Brief:
From the listing below, pull out the lines that hold "left".

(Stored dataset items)

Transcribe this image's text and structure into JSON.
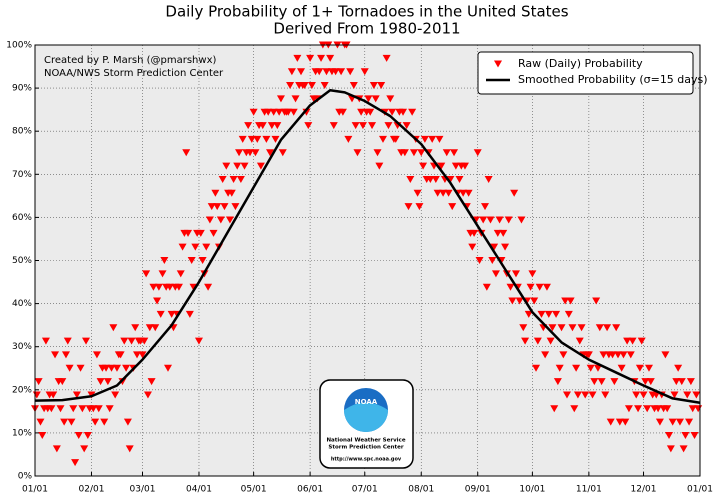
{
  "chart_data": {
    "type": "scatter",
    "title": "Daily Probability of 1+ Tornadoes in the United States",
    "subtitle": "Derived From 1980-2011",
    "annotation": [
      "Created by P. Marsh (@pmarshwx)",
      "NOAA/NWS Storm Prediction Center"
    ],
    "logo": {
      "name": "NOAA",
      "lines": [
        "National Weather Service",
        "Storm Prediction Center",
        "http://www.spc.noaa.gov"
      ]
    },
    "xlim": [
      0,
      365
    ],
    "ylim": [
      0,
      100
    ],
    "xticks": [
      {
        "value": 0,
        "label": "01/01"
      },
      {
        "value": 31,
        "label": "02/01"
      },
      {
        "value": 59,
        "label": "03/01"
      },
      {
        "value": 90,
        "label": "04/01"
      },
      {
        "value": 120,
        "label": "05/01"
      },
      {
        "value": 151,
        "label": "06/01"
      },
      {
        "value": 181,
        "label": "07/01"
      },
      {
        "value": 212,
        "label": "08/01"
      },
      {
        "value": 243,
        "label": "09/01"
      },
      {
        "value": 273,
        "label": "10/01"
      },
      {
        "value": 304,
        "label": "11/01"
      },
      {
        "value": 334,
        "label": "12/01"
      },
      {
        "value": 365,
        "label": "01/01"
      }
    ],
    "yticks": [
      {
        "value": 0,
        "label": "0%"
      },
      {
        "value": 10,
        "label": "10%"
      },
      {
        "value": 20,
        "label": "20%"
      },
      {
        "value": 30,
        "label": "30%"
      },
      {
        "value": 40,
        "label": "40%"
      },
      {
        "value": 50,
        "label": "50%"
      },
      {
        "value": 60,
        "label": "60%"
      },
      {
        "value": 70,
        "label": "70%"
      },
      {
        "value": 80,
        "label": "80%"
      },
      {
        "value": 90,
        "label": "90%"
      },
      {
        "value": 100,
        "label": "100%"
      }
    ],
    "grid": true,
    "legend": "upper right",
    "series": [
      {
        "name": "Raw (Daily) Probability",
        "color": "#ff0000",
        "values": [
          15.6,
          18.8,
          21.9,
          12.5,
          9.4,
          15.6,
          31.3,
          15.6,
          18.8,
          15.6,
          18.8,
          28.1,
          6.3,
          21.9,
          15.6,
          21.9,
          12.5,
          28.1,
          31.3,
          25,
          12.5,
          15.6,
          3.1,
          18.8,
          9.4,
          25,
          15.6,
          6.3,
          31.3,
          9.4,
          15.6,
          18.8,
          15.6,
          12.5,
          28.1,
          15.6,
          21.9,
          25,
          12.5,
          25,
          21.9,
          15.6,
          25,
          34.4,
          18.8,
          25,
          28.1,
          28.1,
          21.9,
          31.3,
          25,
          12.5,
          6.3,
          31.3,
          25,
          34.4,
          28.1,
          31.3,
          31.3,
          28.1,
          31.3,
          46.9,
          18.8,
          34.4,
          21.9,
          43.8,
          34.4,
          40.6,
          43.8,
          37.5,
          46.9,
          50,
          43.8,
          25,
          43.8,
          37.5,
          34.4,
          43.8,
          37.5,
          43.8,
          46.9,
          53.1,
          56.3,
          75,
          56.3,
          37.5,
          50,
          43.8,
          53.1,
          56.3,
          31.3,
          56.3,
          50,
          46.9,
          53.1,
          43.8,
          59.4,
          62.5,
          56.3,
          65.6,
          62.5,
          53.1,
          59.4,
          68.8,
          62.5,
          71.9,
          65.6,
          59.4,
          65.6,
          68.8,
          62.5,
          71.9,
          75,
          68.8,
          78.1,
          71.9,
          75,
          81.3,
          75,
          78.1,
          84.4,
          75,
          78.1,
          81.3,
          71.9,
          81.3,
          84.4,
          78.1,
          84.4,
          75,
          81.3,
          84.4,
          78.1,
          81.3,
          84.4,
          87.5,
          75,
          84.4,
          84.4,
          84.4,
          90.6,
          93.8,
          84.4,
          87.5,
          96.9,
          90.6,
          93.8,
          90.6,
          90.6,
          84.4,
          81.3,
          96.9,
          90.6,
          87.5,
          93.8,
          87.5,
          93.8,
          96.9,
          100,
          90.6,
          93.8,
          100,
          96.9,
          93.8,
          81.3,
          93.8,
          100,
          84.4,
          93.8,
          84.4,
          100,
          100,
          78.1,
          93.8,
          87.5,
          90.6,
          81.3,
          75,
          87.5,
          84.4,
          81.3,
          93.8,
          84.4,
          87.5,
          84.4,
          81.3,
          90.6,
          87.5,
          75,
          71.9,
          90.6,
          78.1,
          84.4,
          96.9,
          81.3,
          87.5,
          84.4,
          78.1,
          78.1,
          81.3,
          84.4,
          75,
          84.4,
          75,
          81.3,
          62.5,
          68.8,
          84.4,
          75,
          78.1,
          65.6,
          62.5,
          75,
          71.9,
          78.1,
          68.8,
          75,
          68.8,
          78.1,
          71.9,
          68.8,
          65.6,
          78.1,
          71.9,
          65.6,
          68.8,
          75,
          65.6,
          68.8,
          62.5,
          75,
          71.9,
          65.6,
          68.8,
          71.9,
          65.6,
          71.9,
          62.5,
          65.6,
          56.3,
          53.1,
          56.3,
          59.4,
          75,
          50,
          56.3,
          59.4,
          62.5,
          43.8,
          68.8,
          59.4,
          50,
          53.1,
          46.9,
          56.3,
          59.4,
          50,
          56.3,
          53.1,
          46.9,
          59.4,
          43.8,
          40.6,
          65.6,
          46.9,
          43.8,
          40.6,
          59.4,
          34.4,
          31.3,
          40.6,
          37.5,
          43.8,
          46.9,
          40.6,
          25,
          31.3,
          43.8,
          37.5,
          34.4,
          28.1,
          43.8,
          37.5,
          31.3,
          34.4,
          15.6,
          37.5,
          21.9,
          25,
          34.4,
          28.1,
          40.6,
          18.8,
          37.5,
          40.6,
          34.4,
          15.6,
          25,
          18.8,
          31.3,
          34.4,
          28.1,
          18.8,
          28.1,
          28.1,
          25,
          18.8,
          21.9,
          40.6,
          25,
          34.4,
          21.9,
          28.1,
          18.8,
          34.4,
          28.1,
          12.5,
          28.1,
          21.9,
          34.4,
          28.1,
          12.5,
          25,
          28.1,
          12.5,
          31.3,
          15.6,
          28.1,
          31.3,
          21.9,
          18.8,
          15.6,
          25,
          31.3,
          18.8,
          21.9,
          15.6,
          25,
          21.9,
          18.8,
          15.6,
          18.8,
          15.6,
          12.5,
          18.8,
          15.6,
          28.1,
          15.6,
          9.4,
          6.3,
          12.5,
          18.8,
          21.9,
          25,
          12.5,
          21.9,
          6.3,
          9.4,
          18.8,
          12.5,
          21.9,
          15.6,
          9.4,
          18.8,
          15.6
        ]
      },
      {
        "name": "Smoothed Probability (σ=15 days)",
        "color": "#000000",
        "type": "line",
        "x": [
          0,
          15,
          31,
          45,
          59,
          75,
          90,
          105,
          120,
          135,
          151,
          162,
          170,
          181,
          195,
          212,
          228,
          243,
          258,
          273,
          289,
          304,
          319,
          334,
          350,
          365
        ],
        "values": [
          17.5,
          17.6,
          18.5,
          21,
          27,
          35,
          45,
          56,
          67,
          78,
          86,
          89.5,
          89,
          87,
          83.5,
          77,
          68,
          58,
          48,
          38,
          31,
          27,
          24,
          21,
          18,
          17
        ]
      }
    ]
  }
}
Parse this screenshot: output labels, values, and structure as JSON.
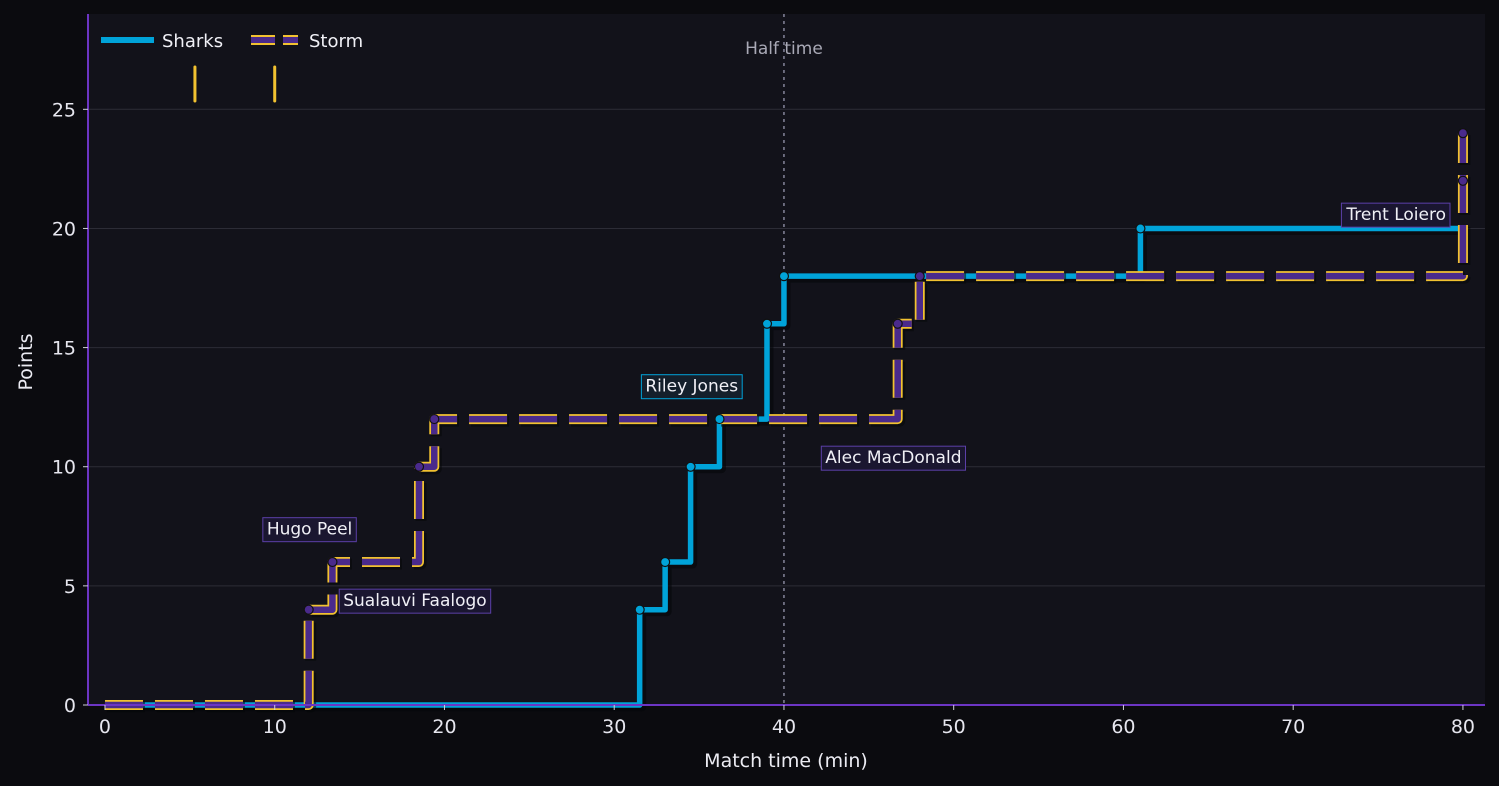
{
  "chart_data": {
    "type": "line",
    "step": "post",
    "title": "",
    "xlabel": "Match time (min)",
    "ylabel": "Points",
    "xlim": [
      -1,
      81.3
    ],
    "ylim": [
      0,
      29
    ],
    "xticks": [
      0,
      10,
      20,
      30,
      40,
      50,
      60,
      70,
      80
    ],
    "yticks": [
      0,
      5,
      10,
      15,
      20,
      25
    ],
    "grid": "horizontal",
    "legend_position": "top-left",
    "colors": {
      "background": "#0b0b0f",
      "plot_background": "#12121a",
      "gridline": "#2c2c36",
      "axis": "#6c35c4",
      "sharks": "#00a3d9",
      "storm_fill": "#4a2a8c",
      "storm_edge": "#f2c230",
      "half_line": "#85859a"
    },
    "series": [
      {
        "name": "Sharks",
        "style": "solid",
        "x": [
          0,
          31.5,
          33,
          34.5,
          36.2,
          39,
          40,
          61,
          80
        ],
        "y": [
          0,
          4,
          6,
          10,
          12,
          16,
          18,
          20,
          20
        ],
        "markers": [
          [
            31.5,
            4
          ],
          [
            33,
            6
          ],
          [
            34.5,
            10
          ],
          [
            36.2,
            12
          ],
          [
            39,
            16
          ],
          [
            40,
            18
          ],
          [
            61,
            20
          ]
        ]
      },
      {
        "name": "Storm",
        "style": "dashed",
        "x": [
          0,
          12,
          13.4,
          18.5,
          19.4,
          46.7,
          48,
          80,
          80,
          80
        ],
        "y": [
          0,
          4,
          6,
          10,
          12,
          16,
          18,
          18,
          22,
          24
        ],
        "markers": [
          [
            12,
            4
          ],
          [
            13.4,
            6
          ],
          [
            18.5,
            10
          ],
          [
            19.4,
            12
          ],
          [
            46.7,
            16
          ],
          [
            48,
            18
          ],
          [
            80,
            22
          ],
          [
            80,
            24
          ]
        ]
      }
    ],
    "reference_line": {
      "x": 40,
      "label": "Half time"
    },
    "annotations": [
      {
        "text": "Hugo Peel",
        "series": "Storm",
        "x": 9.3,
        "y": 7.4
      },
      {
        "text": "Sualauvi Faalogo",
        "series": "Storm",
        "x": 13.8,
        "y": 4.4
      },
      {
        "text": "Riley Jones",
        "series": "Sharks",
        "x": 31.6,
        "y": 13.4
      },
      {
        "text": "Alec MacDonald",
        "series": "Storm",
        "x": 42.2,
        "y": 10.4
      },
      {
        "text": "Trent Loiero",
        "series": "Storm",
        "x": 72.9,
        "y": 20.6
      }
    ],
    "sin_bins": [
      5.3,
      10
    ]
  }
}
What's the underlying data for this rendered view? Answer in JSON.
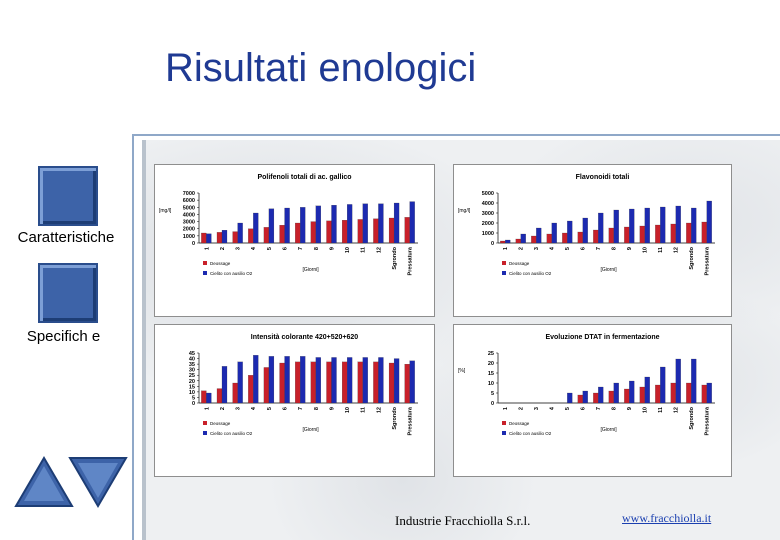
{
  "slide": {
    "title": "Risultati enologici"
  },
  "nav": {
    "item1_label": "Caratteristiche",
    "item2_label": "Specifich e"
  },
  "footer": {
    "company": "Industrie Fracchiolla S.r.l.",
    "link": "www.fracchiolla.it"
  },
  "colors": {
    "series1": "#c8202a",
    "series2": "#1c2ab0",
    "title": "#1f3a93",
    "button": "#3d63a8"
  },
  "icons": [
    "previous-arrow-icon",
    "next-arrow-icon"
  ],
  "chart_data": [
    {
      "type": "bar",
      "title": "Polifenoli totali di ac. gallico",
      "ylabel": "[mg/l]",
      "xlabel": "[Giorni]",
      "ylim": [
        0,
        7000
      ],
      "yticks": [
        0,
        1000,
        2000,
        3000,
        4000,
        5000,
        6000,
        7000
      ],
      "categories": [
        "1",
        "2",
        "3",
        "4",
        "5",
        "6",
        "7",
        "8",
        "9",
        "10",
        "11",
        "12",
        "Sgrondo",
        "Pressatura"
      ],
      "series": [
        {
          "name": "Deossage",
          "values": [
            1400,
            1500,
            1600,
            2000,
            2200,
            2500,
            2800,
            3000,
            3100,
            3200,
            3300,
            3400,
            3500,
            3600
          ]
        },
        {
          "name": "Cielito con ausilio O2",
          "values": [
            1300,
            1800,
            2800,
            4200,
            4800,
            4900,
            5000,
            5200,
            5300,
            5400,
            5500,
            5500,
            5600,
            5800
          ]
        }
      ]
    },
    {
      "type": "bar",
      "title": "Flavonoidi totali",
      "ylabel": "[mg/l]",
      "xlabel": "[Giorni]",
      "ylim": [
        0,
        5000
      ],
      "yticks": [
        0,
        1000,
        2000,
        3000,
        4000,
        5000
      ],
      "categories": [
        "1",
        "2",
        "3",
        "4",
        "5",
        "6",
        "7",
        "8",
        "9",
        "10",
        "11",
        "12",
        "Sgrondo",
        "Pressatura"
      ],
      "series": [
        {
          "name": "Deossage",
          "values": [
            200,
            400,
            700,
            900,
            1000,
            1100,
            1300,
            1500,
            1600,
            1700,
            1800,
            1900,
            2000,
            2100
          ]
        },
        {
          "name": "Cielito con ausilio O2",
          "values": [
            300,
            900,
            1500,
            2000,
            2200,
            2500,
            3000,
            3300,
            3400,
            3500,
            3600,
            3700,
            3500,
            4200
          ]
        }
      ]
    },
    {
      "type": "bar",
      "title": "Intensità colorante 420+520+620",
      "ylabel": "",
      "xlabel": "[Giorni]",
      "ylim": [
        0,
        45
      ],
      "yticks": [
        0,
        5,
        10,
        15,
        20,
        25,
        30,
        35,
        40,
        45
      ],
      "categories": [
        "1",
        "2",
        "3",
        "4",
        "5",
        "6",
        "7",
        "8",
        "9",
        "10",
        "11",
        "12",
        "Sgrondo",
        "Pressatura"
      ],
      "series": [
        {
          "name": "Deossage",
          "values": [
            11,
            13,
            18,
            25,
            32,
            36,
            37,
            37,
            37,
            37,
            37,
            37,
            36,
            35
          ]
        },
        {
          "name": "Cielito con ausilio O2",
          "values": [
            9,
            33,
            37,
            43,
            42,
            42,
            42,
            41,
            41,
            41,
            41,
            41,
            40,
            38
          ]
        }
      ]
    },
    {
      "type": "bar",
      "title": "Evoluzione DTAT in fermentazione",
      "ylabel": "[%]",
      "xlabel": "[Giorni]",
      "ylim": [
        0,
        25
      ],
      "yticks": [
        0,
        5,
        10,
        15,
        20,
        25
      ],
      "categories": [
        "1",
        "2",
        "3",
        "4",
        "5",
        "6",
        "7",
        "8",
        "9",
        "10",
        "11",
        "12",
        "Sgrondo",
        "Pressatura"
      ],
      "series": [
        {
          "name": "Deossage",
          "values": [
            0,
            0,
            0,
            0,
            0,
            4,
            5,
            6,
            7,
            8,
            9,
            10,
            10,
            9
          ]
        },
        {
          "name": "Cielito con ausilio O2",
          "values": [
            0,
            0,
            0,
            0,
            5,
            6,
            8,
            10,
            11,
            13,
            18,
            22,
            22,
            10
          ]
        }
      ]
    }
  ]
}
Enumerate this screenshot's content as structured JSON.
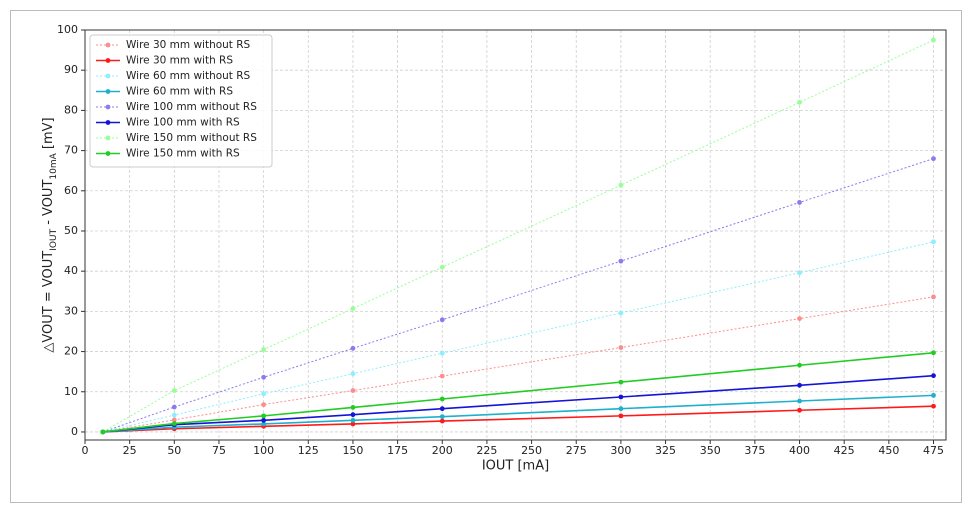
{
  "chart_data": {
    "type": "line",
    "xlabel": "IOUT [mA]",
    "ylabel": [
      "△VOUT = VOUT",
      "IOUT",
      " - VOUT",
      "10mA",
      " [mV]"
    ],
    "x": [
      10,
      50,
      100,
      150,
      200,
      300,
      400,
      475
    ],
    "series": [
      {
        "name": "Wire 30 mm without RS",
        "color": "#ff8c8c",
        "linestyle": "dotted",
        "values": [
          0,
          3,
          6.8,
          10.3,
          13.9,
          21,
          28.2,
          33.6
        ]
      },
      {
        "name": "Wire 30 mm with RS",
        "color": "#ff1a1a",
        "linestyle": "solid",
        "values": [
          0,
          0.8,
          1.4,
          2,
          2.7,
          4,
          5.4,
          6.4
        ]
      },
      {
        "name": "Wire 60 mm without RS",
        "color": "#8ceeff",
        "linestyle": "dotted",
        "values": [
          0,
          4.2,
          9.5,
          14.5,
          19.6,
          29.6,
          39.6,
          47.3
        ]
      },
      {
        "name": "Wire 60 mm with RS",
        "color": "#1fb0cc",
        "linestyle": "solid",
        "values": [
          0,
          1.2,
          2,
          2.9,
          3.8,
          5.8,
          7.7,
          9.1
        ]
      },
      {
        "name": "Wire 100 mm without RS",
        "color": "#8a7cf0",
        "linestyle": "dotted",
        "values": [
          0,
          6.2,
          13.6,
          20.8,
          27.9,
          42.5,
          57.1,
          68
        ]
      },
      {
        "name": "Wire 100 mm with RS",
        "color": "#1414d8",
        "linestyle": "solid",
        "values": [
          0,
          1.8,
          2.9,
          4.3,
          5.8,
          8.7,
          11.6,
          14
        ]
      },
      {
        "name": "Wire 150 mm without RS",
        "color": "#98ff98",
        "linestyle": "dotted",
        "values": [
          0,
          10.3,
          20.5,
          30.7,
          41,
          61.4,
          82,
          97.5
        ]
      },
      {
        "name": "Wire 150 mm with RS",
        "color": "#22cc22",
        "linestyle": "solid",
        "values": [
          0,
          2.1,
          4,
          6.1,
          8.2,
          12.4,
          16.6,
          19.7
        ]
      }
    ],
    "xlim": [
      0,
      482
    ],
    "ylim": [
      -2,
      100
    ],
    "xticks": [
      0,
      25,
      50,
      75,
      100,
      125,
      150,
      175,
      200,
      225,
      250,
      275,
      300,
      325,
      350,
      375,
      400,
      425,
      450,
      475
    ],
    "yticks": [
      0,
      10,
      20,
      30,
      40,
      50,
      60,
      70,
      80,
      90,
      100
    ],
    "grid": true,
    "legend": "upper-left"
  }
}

Finished exercise:
    "legend_position": "top-left",
    "legend": "upper-left"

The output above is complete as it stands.